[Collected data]
---------------

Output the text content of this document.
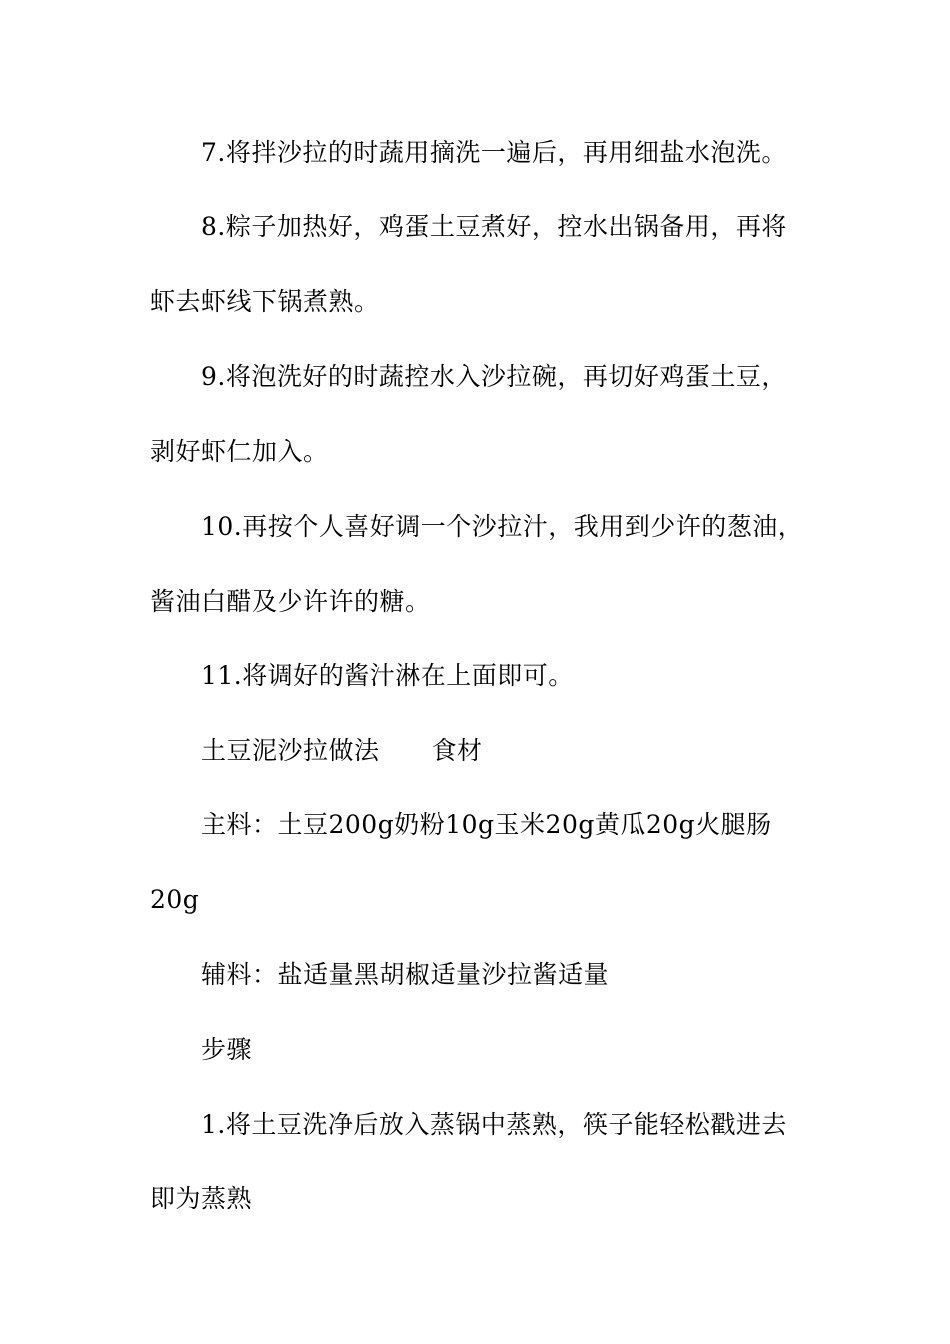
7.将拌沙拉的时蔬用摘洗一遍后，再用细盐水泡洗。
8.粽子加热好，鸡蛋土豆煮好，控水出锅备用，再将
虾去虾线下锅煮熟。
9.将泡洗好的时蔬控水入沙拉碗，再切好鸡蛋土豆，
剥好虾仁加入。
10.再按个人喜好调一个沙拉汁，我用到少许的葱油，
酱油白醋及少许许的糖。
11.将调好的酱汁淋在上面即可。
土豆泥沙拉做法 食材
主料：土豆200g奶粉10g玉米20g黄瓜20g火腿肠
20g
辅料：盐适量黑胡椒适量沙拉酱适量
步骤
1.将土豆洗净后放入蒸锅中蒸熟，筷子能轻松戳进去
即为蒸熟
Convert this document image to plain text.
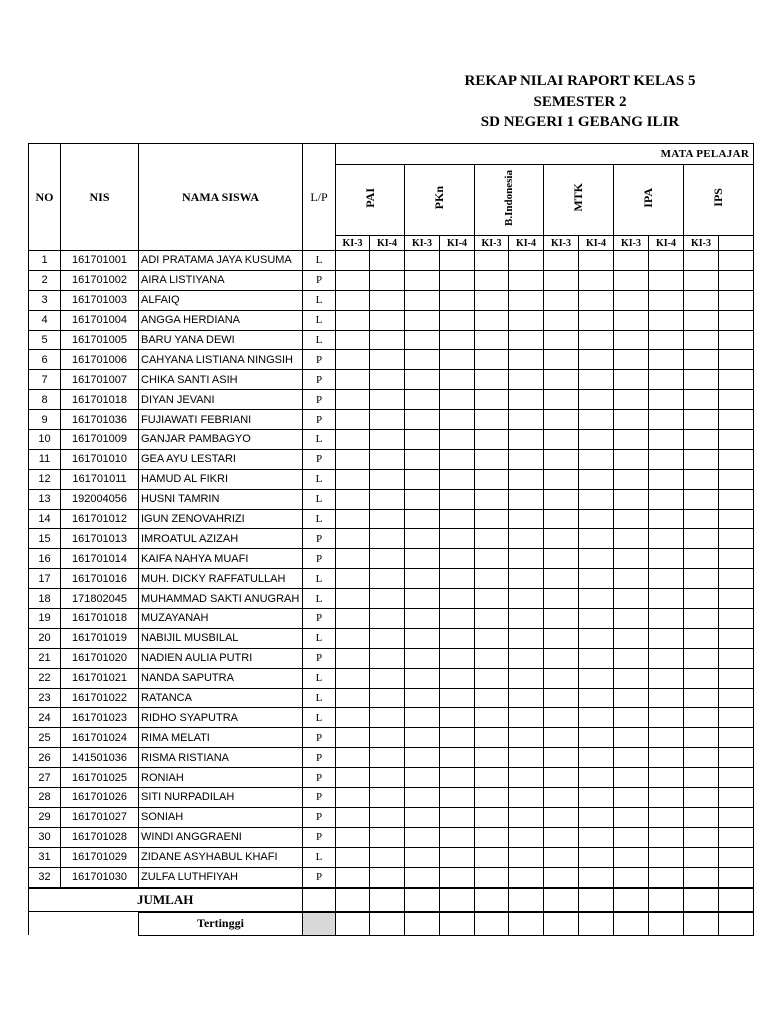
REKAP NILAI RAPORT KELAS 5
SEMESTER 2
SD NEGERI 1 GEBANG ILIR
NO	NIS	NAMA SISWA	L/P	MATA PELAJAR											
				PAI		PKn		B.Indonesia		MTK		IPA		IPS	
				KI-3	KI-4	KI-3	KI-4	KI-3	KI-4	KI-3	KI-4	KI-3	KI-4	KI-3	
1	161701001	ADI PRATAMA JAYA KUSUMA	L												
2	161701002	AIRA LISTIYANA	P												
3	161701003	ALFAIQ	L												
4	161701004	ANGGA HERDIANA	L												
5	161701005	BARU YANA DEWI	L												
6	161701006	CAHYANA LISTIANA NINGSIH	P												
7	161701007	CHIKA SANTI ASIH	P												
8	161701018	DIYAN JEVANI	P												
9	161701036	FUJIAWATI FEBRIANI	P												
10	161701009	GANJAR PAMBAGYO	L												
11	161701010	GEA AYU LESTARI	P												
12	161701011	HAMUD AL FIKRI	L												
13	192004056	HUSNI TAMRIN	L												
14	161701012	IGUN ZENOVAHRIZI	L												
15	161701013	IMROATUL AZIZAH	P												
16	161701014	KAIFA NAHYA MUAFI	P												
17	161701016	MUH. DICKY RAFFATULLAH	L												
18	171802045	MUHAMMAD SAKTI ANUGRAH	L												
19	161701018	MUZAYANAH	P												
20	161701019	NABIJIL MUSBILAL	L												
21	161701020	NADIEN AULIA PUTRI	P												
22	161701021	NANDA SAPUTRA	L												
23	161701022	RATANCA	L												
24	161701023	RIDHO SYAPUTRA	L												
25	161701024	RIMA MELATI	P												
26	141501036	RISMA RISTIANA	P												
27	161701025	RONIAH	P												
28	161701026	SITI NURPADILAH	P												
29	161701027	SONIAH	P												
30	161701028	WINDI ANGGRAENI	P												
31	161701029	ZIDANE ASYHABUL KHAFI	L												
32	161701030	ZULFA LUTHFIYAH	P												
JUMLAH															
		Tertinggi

---------------

◆ Objective ◆
Your task is to copy the entries in full and exactly, without any images.

◆ Correct answer ◆
Output the text content of this document.
7.将拌沙拉的时蔬用摘洗一遍后，再用细盐水泡洗。
8.粽子加热好，鸡蛋土豆煮好，控水出锅备用，再将
虾去虾线下锅煮熟。
9.将泡洗好的时蔬控水入沙拉碗，再切好鸡蛋土豆，
剥好虾仁加入。
10.再按个人喜好调一个沙拉汁，我用到少许的葱油，
酱油白醋及少许许的糖。
11.将调好的酱汁淋在上面即可。
土豆泥沙拉做法 食材
主料：土豆200g奶粉10g玉米20g黄瓜20g火腿肠
20g
辅料：盐适量黑胡椒适量沙拉酱适量
步骤
1.将土豆洗净后放入蒸锅中蒸熟，筷子能轻松戳进去
即为蒸熟
Convert this document image to plain text.
REKAP NILAI RAPORT KELAS 5
SEMESTER 2
SD NEGERI 1 GEBANG ILIR
NO	NIS	NAMA SISWA	L/P	MATA PELAJAR											
				PAI		PKn		B.Indonesia		MTK		IPA		IPS	
				KI-3	KI-4	KI-3	KI-4	KI-3	KI-4	KI-3	KI-4	KI-3	KI-4	KI-3	
1	161701001	ADI PRATAMA JAYA KUSUMA	L												
2	161701002	AIRA LISTIYANA	P												
3	161701003	ALFAIQ	L												
4	161701004	ANGGA HERDIANA	L												
5	161701005	BARU YANA DEWI	L												
6	161701006	CAHYANA LISTIANA NINGSIH	P												
7	161701007	CHIKA SANTI ASIH	P												
8	161701018	DIYAN JEVANI	P												
9	161701036	FUJIAWATI FEBRIANI	P												
10	161701009	GANJAR PAMBAGYO	L												
11	161701010	GEA AYU LESTARI	P												
12	161701011	HAMUD AL FIKRI	L												
13	192004056	HUSNI TAMRIN	L												
14	161701012	IGUN ZENOVAHRIZI	L												
15	161701013	IMROATUL AZIZAH	P												
16	161701014	KAIFA NAHYA MUAFI	P												
17	161701016	MUH. DICKY RAFFATULLAH	L												
18	171802045	MUHAMMAD SAKTI ANUGRAH	L												
19	161701018	MUZAYANAH	P												
20	161701019	NABIJIL MUSBILAL	L												
21	161701020	NADIEN AULIA PUTRI	P												
22	161701021	NANDA SAPUTRA	L												
23	161701022	RATANCA	L												
24	161701023	RIDHO SYAPUTRA	L												
25	161701024	RIMA MELATI	P												
26	141501036	RISMA RISTIANA	P												
27	161701025	RONIAH	P												
28	161701026	SITI NURPADILAH	P												
29	161701027	SONIAH	P												
30	161701028	WINDI ANGGRAENI	P												
31	161701029	ZIDANE ASYHABUL KHAFI	L												
32	161701030	ZULFA LUTHFIYAH	P												
JUMLAH															
		Tertinggi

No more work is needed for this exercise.